(Dataset entries)
======
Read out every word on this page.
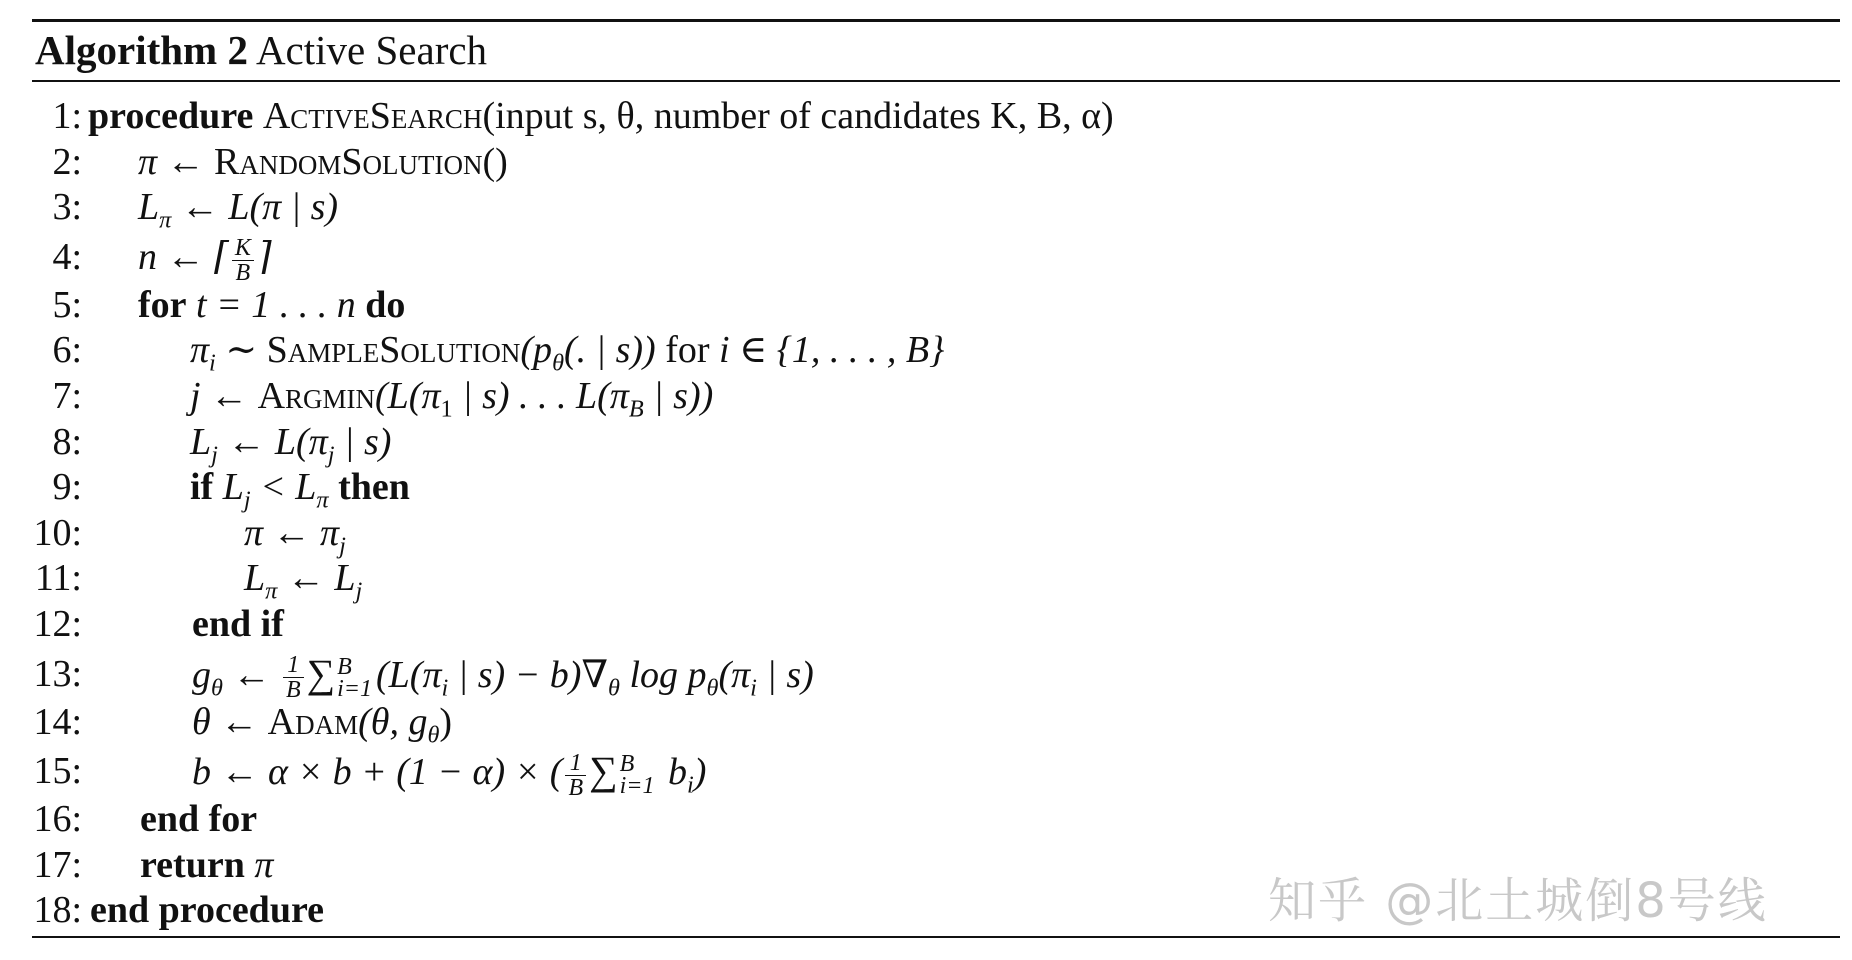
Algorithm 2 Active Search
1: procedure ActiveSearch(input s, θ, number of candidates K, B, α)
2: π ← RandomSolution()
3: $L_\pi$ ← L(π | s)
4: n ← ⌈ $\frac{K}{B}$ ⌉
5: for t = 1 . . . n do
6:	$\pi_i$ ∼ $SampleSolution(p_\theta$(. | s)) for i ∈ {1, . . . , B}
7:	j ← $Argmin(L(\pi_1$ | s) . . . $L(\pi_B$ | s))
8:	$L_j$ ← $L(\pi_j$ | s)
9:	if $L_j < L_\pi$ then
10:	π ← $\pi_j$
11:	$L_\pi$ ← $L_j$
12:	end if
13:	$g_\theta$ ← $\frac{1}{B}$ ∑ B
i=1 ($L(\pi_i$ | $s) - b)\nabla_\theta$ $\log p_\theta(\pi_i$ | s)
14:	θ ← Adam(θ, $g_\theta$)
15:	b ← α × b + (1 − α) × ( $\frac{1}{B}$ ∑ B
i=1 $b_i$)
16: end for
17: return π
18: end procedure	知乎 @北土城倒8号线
======
_WRITTEN EXERCISE_:
Exclude the pictures, and transcribe all of the material exactly.

_REPLY_:
Read out every word on this page.
Algorithm 2 Active Search
1: procedure ActiveSearch(input s, θ, number of candidates K, B, α)
2: π ← RandomSolution()
3: $L_\pi$ ← L(π | s)
4: n ← ⌈ $\frac{K}{B}$ ⌉
5: for t = 1 . . . n do
6:	$\pi_i$ ∼ $SampleSolution(p_\theta$(. | s)) for i ∈ {1, . . . , B}
7:	j ← $Argmin(L(\pi_1$ | s) . . . $L(\pi_B$ | s))
8:	$L_j$ ← $L(\pi_j$ | s)
9:	if $L_j < L_\pi$ then
10:	π ← $\pi_j$
11:	$L_\pi$ ← $L_j$
12:	end if
13:	$g_\theta$ ← $\frac{1}{B}$ ∑ B
i=1 ($L(\pi_i$ | $s) - b)\nabla_\theta$ $\log p_\theta(\pi_i$ | s)
14:	θ ← Adam(θ, $g_\theta$)
15:	b ← α × b + (1 − α) × ( $\frac{1}{B}$ ∑ B
i=1 $b_i$)
16: end for
17: return π
18: end procedure	知乎 @北土城倒8号线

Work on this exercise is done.